START Material to process

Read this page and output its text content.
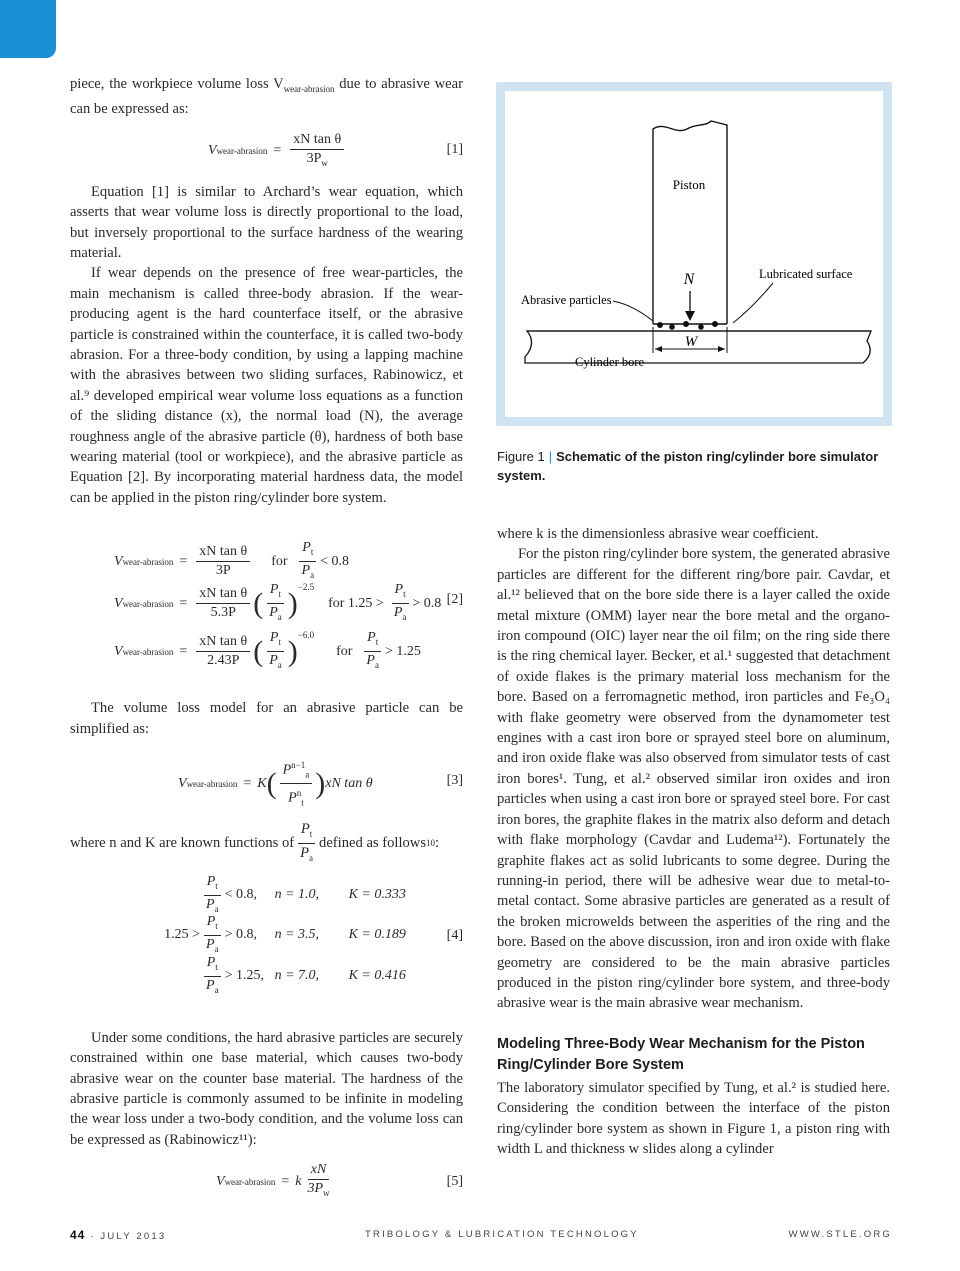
piece, the workpiece volume loss $V_{wear-abrasion}$ due to abrasive wear can be expressed as:

V wear-abrasion = $\frac{\text{xN tan θ}}{3P_w}$	[1]

Equation [1] is similar to Archard’s wear equation, which asserts that wear volume loss is directly proportional to the load, but inversely proportional to the surface hardness of the wearing material.

If wear depends on the presence of free wear-particles, the main mechanism is called three-body abrasion. If the wear-producing agent is the hard counterface itself, or the abrasive particle is constrained within the counterface, it is called two-body abrasion. For a three-body condition, by using a lapping machine with the abrasives between two sliding surfaces, Rabinowicz, et al.⁹ developed empirical wear volume loss equations as a function of the sliding distance (x), the normal load (N), the average roughness angle of the abrasive particle (θ), hardness of both base wearing material (tool or workpiece), and the abrasive particle as Equation [2]. By incorporating material hardness data, the model can be applied in the piston ring/cylinder bore system.

V wear-abrasion = $\frac{\text{xN tan θ}}{3P}$ for $\frac{P_t}{P_a} < 0.8$
V wear-abrasion = $\frac{\text{xN tan θ}}{5.3P}$ ( $\frac{P_t}{P_a} )^{-2.5}$
for $1.25 > \frac{P_t}{P_a} > 0.8$
V wear-abrasion = $\frac{\text{xN tan θ}}{2.43P}$ ( $\frac{P_t}{P_a} )^{-6.0}$
for $\frac{P_t}{P_a} > 1.25$
[2]

The volume loss model for an abrasive particle can be simplified as:

V wear-abrasion = K ( $\frac{P^{n-1}_a}{P^n_t}$ ) xN tan θ	[3]

where n and K are known functions of $\frac{P_t}{P_a}$ defined as follows 10 :

$\frac{P_t}{P_a} < 0.8$,	n = 1.0,	K = 0.333
$1.25 > \frac{P_t}{P_a} > 0.8$,	n = 3.5,	K = 0.189
$\frac{P_t}{P_a} > 1.25$, n = 7.0,	K = 0.416
[4]

Under some conditions, the hard abrasive particles are securely constrained within one base material, which causes two-body abrasive wear on the counter base material. The hardness of the abrasive particle is commonly assumed to be infinite in modeling the wear loss under a two-body condition, and the volume loss can be expressed as (Rabinowicz¹¹):

V wear-abrasion = k $\frac{xN}{3P_w}$	[5]
Piston
N	Lubricated surface
Abrasive particles
W
Cylinder bore
Figure 1 | Schematic of the piston ring/cylinder bore simulator system.

where k is the dimensionless abrasive wear coefficient.

For the piston ring/cylinder bore system, the generated abrasive particles are different for the different ring/bore pair. Cavdar, et al.¹² believed that on the bore side there is a layer called the oxide metal mixture (OMM) layer near the bore metal and the organo-iron compound (OIC) layer near the oil film; on the ring side there is the ring chemical layer. Becker, et al.¹ suggested that detachment of oxide flakes is the primary material loss mechanism for the bore. Based on a ferromagnetic method, iron particles and Fe₃O₄ with flake geometry were observed from the dynamometer test engines with a cast iron bore or sprayed steel bore on aluminum, and iron oxide flake was also observed from simulator tests of cast iron bores¹. Tung, et al.² observed similar iron oxides and iron particles when using a cast iron bore or sprayed steel bore. For cast iron bores, the graphite flakes in the matrix also deform and detach with flake morphology (Cavdar and Ludema¹²). Fortunately the graphite flakes act as solid lubricants to some degree. During the running-in period, there will be adhesive wear due to metal-to-metal contact. Some abrasive particles are generated as a result of the broken microwelds between the asperities of the ring and the bore. Based on the above discussion, iron and iron oxide with flake geometry are considered to be the main abrasive particles produced in the piston ring/cylinder bore system, and three-body abrasive wear is the main abrasive wear mechanism.

Modeling Three-Body Wear Mechanism for the Piston Ring/Cylinder Bore System

The laboratory simulator specified by Tung, et al.² is studied here. Considering the condition between the interface of the piston ring/cylinder bore system as shown in Figure 1, a piston ring with width L and thickness w slides along a cylinder

44 · JULY 2013	TRIBOLOGY & LUBRICATION TECHNOLOGY	WWW.STLE.ORG
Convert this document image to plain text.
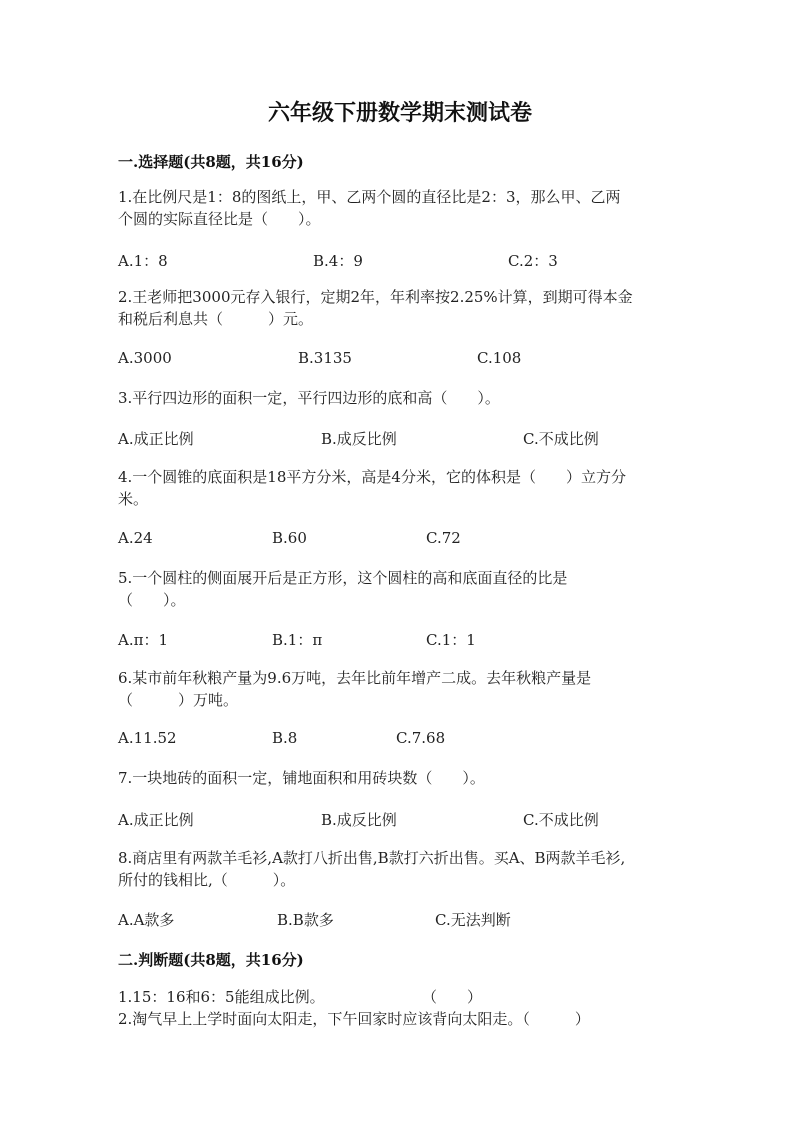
六年级下册数学期末测试卷
一.选择题(共8题，共16分)
1.在比例尺是1：8的图纸上，甲、乙两个圆的直径比是2：3，那么甲、乙两
个圆的实际直径比是（　　）。
A.1：8	B.4：9	C.2：3
2.王老师把3000元存入银行，定期2年，年利率按2.25%计算，到期可得本金
和税后利息共（　　　）元。
A.3000	B.3135	C.108
3.平行四边形的面积一定，平行四边形的底和高（　　）。
A.成正比例	B.成反比例	C.不成比例
4.一个圆锥的底面积是18平方分米，高是4分米，它的体积是（　　）立方分
米。
A.24	B.60	C.72
5.一个圆柱的侧面展开后是正方形，这个圆柱的高和底面直径的比是
（　　）。
A.π：1	B.1：π	C.1：1
6.某市前年秋粮产量为9.6万吨，去年比前年增产二成。去年秋粮产量是
（　　　）万吨。
A.11.52	B.8	C.7.68
7.一块地砖的面积一定，铺地面积和用砖块数（　　）。
A.成正比例	B.成反比例	C.不成比例
8.商店里有两款羊毛衫,A款打八折出售,B款打六折出售。买A、B两款羊毛衫,
所付的钱相比,（　　　）。
A.A款多	B.B款多	C.无法判断
二.判断题(共8题，共16分)
1.15：16和6：5能组成比例。	（　　）
2.淘气早上上学时面向太阳走，下午回家时应该背向太阳走。（　　　）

END Material to process

◆ **Task goal**: All of the lines above should be retyped precisely, apart from the pictures.

◆ **Worked solution**:
Read this page and output its text content.
piece, the workpiece volume loss $V_{wear-abrasion}$ due to abrasive wear can be expressed as:

V wear-abrasion = $\frac{\text{xN tan θ}}{3P_w}$	[1]

Equation [1] is similar to Archard’s wear equation, which asserts that wear volume loss is directly proportional to the load, but inversely proportional to the surface hardness of the wearing material.

If wear depends on the presence of free wear-particles, the main mechanism is called three-body abrasion. If the wear-producing agent is the hard counterface itself, or the abrasive particle is constrained within the counterface, it is called two-body abrasion. For a three-body condition, by using a lapping machine with the abrasives between two sliding surfaces, Rabinowicz, et al.⁹ developed empirical wear volume loss equations as a function of the sliding distance (x), the normal load (N), the average roughness angle of the abrasive particle (θ), hardness of both base wearing material (tool or workpiece), and the abrasive particle as Equation [2]. By incorporating material hardness data, the model can be applied in the piston ring/cylinder bore system.

V wear-abrasion = $\frac{\text{xN tan θ}}{3P}$ for $\frac{P_t}{P_a} < 0.8$
V wear-abrasion = $\frac{\text{xN tan θ}}{5.3P}$ ( $\frac{P_t}{P_a} )^{-2.5}$
for $1.25 > \frac{P_t}{P_a} > 0.8$
V wear-abrasion = $\frac{\text{xN tan θ}}{2.43P}$ ( $\frac{P_t}{P_a} )^{-6.0}$
for $\frac{P_t}{P_a} > 1.25$
[2]

The volume loss model for an abrasive particle can be simplified as:

V wear-abrasion = K ( $\frac{P^{n-1}_a}{P^n_t}$ ) xN tan θ	[3]

where n and K are known functions of $\frac{P_t}{P_a}$ defined as follows 10 :

$\frac{P_t}{P_a} < 0.8$,	n = 1.0,	K = 0.333
$1.25 > \frac{P_t}{P_a} > 0.8$,	n = 3.5,	K = 0.189
$\frac{P_t}{P_a} > 1.25$, n = 7.0,	K = 0.416
[4]

Under some conditions, the hard abrasive particles are securely constrained within one base material, which causes two-body abrasive wear on the counter base material. The hardness of the abrasive particle is commonly assumed to be infinite in modeling the wear loss under a two-body condition, and the volume loss can be expressed as (Rabinowicz¹¹):

V wear-abrasion = k $\frac{xN}{3P_w}$	[5]
Piston
N	Lubricated surface
Abrasive particles
W
Cylinder bore
Figure 1 | Schematic of the piston ring/cylinder bore simulator system.

where k is the dimensionless abrasive wear coefficient.

For the piston ring/cylinder bore system, the generated abrasive particles are different for the different ring/bore pair. Cavdar, et al.¹² believed that on the bore side there is a layer called the oxide metal mixture (OMM) layer near the bore metal and the organo-iron compound (OIC) layer near the oil film; on the ring side there is the ring chemical layer. Becker, et al.¹ suggested that detachment of oxide flakes is the primary material loss mechanism for the bore. Based on a ferromagnetic method, iron particles and Fe₃O₄ with flake geometry were observed from the dynamometer test engines with a cast iron bore or sprayed steel bore on aluminum, and iron oxide flake was also observed from simulator tests of cast iron bores¹. Tung, et al.² observed similar iron oxides and iron particles when using a cast iron bore or sprayed steel bore. For cast iron bores, the graphite flakes in the matrix also deform and detach with flake morphology (Cavdar and Ludema¹²). Fortunately the graphite flakes act as solid lubricants to some degree. During the running-in period, there will be adhesive wear due to metal-to-metal contact. Some abrasive particles are generated as a result of the broken microwelds between the asperities of the ring and the bore. Based on the above discussion, iron and iron oxide with flake geometry are considered to be the main abrasive particles produced in the piston ring/cylinder bore system, and three-body abrasive wear is the main abrasive wear mechanism.

Modeling Three-Body Wear Mechanism for the Piston Ring/Cylinder Bore System

The laboratory simulator specified by Tung, et al.² is studied here. Considering the condition between the interface of the piston ring/cylinder bore system as shown in Figure 1, a piston ring with width L and thickness w slides along a cylinder

44 · JULY 2013	TRIBOLOGY & LUBRICATION TECHNOLOGY	WWW.STLE.ORG
Convert this document image to plain text.
六年级下册数学期末测试卷
一.选择题(共8题，共16分)
1.在比例尺是1：8的图纸上，甲、乙两个圆的直径比是2：3，那么甲、乙两
个圆的实际直径比是（　　）。
A.1：8	B.4：9	C.2：3
2.王老师把3000元存入银行，定期2年，年利率按2.25%计算，到期可得本金
和税后利息共（　　　）元。
A.3000	B.3135	C.108
3.平行四边形的面积一定，平行四边形的底和高（　　）。
A.成正比例	B.成反比例	C.不成比例
4.一个圆锥的底面积是18平方分米，高是4分米，它的体积是（　　）立方分
米。
A.24	B.60	C.72
5.一个圆柱的侧面展开后是正方形，这个圆柱的高和底面直径的比是
（　　）。
A.π：1	B.1：π	C.1：1
6.某市前年秋粮产量为9.6万吨，去年比前年增产二成。去年秋粮产量是
（　　　）万吨。
A.11.52	B.8	C.7.68
7.一块地砖的面积一定，铺地面积和用砖块数（　　）。
A.成正比例	B.成反比例	C.不成比例
8.商店里有两款羊毛衫,A款打八折出售,B款打六折出售。买A、B两款羊毛衫,
所付的钱相比,（　　　）。
A.A款多	B.B款多	C.无法判断
二.判断题(共8题，共16分)
1.15：16和6：5能组成比例。	（　　）
2.淘气早上上学时面向太阳走，下午回家时应该背向太阳走。（　　　）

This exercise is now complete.